___ Records provided
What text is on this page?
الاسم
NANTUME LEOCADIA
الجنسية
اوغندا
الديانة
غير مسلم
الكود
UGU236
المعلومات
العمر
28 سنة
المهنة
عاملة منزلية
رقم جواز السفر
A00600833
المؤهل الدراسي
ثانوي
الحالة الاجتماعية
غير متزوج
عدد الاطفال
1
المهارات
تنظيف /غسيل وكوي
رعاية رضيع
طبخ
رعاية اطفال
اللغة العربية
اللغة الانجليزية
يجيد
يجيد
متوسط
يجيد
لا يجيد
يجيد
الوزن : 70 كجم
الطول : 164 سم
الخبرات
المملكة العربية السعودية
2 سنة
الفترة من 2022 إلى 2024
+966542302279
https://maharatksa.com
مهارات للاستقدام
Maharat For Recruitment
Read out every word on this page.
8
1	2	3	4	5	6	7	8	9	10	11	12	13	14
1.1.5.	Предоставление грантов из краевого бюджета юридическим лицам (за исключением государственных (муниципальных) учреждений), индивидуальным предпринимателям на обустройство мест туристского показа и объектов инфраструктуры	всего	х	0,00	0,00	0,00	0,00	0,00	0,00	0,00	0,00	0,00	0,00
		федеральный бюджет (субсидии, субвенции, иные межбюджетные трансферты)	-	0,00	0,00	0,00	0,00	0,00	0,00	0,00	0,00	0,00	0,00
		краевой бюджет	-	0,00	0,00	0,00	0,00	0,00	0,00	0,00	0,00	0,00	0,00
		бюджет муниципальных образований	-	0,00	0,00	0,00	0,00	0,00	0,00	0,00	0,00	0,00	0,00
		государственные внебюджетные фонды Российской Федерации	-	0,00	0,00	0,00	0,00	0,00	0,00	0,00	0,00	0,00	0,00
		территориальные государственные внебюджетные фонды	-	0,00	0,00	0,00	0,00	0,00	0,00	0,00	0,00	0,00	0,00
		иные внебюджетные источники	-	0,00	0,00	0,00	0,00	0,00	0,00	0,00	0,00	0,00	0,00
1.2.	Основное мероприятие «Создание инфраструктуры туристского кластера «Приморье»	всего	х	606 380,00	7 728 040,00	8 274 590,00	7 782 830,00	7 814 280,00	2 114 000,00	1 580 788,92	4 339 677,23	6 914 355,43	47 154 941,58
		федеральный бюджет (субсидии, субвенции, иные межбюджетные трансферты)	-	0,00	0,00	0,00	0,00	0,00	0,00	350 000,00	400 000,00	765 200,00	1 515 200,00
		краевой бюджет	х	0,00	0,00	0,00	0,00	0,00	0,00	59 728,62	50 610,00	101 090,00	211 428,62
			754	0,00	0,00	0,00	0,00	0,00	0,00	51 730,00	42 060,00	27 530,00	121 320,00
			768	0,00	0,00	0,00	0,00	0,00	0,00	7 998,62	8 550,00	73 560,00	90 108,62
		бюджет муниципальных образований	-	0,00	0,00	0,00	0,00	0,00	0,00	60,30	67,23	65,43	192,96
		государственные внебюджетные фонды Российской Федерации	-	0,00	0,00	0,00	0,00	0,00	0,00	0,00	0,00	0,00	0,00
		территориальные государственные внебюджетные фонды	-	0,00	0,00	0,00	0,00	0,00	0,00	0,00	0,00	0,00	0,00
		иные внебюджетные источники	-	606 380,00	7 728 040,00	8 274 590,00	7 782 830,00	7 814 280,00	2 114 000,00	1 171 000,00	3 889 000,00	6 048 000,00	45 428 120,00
______
Please return the data above exactly as given.

What text is on this page?
الاسم
NANTUME LEOCADIA
الجنسية
اوغندا
الديانة
غير مسلم
الكود
UGU236
المعلومات
العمر
28 سنة
المهنة
عاملة منزلية
رقم جواز السفر
A00600833
المؤهل الدراسي
ثانوي
الحالة الاجتماعية
غير متزوج
عدد الاطفال
1
المهارات
تنظيف /غسيل وكوي
رعاية رضيع
طبخ
رعاية اطفال
اللغة العربية
اللغة الانجليزية
يجيد
يجيد
متوسط
يجيد
لا يجيد
يجيد
الوزن : 70 كجم
الطول : 164 سم
الخبرات
المملكة العربية السعودية
2 سنة
الفترة من 2022 إلى 2024
+966542302279
https://maharatksa.com
مهارات للاستقدام
Maharat For Recruitment
Read out every word on this page.
8
1	2	3	4	5	6	7	8	9	10	11	12	13	14
1.1.5.	Предоставление грантов из краевого бюджета юридическим лицам (за исключением государственных (муниципальных) учреждений), индивидуальным предпринимателям на обустройство мест туристского показа и объектов инфраструктуры	всего	х	0,00	0,00	0,00	0,00	0,00	0,00	0,00	0,00	0,00	0,00
		федеральный бюджет (субсидии, субвенции, иные межбюджетные трансферты)	-	0,00	0,00	0,00	0,00	0,00	0,00	0,00	0,00	0,00	0,00
		краевой бюджет	-	0,00	0,00	0,00	0,00	0,00	0,00	0,00	0,00	0,00	0,00
		бюджет муниципальных образований	-	0,00	0,00	0,00	0,00	0,00	0,00	0,00	0,00	0,00	0,00
		государственные внебюджетные фонды Российской Федерации	-	0,00	0,00	0,00	0,00	0,00	0,00	0,00	0,00	0,00	0,00
		территориальные государственные внебюджетные фонды	-	0,00	0,00	0,00	0,00	0,00	0,00	0,00	0,00	0,00	0,00
		иные внебюджетные источники	-	0,00	0,00	0,00	0,00	0,00	0,00	0,00	0,00	0,00	0,00
1.2.	Основное мероприятие «Создание инфраструктуры туристского кластера «Приморье»	всего	х	606 380,00	7 728 040,00	8 274 590,00	7 782 830,00	7 814 280,00	2 114 000,00	1 580 788,92	4 339 677,23	6 914 355,43	47 154 941,58
		федеральный бюджет (субсидии, субвенции, иные межбюджетные трансферты)	-	0,00	0,00	0,00	0,00	0,00	0,00	350 000,00	400 000,00	765 200,00	1 515 200,00
		краевой бюджет	х	0,00	0,00	0,00	0,00	0,00	0,00	59 728,62	50 610,00	101 090,00	211 428,62
			754	0,00	0,00	0,00	0,00	0,00	0,00	51 730,00	42 060,00	27 530,00	121 320,00
			768	0,00	0,00	0,00	0,00	0,00	0,00	7 998,62	8 550,00	73 560,00	90 108,62
		бюджет муниципальных образований	-	0,00	0,00	0,00	0,00	0,00	0,00	60,30	67,23	65,43	192,96
		государственные внебюджетные фонды Российской Федерации	-	0,00	0,00	0,00	0,00	0,00	0,00	0,00	0,00	0,00	0,00
		территориальные государственные внебюджетные фонды	-	0,00	0,00	0,00	0,00	0,00	0,00	0,00	0,00	0,00	0,00
		иные внебюджетные источники	-	606 380,00	7 728 040,00	8 274 590,00	7 782 830,00	7 814 280,00	2 114 000,00	1 171 000,00	3 889 000,00	6 048 000,00	45 428 120,00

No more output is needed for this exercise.